For each line that holds "JSON", copy the line out.

DATA PROVIDED
>> START

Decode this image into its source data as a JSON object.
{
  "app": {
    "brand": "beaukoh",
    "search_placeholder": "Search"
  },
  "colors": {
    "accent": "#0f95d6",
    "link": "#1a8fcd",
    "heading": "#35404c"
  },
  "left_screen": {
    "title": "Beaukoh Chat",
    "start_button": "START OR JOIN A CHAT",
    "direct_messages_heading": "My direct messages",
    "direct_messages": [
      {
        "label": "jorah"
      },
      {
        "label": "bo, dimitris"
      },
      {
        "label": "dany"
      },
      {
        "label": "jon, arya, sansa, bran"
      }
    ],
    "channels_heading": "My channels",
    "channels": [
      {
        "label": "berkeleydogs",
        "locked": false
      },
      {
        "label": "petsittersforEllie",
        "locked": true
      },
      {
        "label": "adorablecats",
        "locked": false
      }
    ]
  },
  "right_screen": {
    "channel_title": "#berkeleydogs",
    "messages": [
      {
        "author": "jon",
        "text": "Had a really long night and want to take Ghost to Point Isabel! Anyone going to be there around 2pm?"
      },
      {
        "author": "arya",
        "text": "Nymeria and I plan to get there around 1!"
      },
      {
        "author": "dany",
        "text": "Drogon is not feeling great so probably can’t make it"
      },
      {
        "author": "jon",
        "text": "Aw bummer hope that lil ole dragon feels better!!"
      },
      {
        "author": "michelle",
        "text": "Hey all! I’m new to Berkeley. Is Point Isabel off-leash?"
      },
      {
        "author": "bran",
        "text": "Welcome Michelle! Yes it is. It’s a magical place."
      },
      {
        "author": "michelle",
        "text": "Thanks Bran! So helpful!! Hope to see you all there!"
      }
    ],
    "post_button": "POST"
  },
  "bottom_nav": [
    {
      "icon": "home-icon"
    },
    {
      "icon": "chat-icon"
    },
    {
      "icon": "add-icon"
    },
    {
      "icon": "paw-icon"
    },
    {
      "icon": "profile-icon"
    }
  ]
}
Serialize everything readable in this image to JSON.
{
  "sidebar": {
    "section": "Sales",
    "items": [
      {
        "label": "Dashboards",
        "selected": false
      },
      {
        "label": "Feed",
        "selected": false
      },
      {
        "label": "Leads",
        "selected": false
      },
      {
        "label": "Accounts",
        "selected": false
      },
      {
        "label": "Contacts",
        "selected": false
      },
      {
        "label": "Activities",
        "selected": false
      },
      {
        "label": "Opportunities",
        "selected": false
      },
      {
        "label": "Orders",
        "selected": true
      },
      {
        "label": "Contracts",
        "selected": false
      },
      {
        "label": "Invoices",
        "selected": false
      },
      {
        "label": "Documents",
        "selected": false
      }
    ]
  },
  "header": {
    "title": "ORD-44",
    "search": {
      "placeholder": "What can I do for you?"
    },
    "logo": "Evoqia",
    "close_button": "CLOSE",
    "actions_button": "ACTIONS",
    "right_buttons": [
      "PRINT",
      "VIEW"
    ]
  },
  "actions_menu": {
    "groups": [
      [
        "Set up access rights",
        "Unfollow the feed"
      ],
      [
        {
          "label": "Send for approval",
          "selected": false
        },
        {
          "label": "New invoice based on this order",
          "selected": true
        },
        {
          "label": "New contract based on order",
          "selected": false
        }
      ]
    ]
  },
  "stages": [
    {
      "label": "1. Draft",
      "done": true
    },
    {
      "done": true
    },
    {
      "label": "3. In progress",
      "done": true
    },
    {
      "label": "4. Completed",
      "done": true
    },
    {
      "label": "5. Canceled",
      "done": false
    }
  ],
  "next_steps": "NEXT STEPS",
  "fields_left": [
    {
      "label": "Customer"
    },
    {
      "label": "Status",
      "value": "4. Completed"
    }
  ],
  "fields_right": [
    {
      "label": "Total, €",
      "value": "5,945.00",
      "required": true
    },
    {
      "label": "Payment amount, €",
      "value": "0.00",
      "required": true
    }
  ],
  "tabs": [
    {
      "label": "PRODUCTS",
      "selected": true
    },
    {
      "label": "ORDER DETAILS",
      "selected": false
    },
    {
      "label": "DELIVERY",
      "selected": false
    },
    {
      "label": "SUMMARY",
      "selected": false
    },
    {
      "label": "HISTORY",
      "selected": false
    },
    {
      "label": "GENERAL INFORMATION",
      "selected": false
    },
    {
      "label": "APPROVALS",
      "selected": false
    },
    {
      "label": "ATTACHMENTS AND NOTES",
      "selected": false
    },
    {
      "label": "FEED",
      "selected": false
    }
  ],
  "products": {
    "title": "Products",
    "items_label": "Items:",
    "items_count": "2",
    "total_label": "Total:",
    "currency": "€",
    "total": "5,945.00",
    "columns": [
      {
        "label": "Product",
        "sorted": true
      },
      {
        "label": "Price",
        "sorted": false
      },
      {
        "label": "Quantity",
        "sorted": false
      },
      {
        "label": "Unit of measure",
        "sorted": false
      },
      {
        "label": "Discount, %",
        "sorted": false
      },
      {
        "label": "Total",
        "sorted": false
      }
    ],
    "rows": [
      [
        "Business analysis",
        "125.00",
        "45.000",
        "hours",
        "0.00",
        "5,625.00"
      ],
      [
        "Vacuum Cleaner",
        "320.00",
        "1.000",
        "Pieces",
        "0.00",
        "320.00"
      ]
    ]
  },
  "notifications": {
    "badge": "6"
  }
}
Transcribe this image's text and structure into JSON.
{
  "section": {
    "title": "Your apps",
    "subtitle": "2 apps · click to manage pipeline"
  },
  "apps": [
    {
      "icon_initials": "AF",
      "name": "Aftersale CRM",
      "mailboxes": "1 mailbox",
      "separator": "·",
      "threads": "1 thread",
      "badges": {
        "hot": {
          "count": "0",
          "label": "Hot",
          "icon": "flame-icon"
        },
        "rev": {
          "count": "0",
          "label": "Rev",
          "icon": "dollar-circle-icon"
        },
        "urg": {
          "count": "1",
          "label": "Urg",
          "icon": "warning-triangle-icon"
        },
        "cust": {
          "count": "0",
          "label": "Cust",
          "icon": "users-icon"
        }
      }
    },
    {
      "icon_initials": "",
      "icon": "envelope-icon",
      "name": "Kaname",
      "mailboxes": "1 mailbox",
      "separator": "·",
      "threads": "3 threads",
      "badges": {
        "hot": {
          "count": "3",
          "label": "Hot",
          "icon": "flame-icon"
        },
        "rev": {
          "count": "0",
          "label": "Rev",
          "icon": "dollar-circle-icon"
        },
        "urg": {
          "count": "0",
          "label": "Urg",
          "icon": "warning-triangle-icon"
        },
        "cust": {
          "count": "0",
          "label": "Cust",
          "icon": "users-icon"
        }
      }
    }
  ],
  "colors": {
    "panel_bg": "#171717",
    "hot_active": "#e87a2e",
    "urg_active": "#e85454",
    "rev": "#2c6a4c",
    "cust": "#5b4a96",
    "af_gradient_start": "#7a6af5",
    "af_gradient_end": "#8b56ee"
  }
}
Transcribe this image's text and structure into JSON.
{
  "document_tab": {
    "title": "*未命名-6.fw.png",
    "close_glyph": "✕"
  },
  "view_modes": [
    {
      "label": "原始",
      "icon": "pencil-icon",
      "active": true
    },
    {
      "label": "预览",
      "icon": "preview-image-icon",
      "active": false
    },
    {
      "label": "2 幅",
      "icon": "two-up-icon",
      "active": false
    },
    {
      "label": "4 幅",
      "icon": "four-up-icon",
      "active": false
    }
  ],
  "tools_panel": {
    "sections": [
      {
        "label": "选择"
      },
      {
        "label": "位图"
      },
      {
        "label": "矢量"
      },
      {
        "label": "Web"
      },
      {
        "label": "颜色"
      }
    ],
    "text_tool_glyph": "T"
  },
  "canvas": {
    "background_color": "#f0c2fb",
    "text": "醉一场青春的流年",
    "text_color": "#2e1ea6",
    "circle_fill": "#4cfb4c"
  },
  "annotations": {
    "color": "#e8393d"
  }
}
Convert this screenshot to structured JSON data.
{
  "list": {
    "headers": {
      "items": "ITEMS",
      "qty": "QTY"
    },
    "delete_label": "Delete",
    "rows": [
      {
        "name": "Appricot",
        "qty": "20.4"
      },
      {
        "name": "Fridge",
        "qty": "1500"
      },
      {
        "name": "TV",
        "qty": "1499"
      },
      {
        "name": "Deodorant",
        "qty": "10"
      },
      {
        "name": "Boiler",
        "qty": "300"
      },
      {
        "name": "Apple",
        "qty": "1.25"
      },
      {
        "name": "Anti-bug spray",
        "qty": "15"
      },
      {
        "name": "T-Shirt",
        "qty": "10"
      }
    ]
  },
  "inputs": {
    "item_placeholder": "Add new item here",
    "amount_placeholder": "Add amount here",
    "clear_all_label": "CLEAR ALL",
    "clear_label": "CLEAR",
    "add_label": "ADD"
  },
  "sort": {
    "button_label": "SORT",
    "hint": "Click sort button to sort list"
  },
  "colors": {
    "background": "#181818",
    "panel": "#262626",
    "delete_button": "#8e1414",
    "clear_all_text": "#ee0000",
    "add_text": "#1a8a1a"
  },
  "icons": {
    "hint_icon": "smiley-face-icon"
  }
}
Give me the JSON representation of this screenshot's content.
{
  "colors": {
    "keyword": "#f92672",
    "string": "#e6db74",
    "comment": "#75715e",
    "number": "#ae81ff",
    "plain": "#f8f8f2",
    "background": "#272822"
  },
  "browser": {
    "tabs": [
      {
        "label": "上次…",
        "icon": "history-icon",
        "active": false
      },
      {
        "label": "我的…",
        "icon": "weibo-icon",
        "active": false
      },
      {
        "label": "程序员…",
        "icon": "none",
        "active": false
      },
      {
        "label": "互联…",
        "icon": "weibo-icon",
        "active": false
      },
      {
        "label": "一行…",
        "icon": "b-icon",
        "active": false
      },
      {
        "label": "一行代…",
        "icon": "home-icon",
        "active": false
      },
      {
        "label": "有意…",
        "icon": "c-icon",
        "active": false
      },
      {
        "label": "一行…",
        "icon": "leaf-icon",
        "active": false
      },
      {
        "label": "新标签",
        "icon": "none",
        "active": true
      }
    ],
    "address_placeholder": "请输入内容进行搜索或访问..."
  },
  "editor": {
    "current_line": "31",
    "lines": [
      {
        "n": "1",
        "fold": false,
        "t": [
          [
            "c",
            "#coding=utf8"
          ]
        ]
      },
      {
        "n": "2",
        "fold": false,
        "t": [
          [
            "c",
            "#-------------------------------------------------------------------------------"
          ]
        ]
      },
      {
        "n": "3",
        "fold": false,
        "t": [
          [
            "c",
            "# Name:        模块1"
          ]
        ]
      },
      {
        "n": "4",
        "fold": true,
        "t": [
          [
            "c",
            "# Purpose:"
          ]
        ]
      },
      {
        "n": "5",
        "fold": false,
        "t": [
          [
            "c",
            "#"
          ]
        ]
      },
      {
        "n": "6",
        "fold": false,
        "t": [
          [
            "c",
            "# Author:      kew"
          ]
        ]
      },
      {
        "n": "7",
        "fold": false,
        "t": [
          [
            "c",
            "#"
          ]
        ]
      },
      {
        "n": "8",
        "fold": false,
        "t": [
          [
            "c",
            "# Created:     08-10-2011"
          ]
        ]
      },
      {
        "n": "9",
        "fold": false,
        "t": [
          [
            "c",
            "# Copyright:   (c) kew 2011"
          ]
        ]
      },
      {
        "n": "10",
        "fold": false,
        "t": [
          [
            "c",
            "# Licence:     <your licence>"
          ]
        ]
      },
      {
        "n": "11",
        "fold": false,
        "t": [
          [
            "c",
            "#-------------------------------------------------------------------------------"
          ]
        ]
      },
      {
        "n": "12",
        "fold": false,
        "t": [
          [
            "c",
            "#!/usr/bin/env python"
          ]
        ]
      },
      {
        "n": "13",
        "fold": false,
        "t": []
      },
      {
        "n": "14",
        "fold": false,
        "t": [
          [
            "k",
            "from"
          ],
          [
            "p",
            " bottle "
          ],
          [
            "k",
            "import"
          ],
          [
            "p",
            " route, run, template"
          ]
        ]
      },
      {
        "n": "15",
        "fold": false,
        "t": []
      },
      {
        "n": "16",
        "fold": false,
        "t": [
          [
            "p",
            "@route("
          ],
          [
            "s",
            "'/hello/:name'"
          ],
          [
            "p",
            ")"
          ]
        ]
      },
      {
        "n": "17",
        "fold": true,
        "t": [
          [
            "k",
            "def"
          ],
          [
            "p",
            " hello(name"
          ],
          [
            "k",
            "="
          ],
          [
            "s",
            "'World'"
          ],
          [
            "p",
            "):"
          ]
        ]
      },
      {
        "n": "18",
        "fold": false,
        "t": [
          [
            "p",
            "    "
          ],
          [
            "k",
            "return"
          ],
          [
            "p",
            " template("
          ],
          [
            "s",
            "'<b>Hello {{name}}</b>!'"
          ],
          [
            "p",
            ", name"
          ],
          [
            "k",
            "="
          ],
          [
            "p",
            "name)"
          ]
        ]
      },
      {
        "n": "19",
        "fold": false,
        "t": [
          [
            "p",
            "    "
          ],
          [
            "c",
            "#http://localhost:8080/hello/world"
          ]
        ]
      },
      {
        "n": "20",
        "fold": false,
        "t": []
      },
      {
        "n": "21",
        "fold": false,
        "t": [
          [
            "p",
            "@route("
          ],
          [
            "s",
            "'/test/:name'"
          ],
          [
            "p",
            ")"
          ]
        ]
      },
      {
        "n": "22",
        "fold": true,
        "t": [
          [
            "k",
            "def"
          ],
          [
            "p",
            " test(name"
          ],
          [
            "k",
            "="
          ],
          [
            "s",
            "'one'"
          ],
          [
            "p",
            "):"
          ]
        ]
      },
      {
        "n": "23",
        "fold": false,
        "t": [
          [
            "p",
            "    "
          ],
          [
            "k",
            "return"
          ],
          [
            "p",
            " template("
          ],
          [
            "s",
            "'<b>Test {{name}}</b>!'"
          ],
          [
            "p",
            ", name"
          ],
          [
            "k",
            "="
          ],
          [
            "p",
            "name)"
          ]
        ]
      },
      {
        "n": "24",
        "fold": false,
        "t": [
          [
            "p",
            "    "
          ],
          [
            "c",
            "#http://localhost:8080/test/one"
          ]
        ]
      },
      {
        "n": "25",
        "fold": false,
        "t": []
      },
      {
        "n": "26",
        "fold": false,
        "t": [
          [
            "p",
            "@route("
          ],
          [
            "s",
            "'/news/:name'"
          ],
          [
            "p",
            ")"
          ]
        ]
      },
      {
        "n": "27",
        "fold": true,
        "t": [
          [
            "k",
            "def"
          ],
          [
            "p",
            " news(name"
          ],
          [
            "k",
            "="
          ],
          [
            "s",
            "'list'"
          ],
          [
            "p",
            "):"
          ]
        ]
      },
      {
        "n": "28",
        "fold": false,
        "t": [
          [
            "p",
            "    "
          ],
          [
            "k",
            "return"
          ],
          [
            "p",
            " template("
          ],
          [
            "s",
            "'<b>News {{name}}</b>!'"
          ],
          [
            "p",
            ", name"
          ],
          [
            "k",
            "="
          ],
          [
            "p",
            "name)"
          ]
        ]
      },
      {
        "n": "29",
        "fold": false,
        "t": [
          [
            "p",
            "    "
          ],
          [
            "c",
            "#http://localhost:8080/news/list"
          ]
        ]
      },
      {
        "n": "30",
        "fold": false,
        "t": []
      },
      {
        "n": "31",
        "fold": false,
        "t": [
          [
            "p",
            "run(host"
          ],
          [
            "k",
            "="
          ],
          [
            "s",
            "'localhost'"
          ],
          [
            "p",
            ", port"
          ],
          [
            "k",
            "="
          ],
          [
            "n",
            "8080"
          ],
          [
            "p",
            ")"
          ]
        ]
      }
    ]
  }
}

>> END

WRITTEN ANSWER
Decode this image into its source data as a JSON object.
Serialize everything readable in this image to JSON.
Transcribe this image's text and structure into JSON.
Transcribe this image's text and structure into JSON.
Convert this screenshot to structured JSON data.
Give me the JSON representation of this screenshot's content.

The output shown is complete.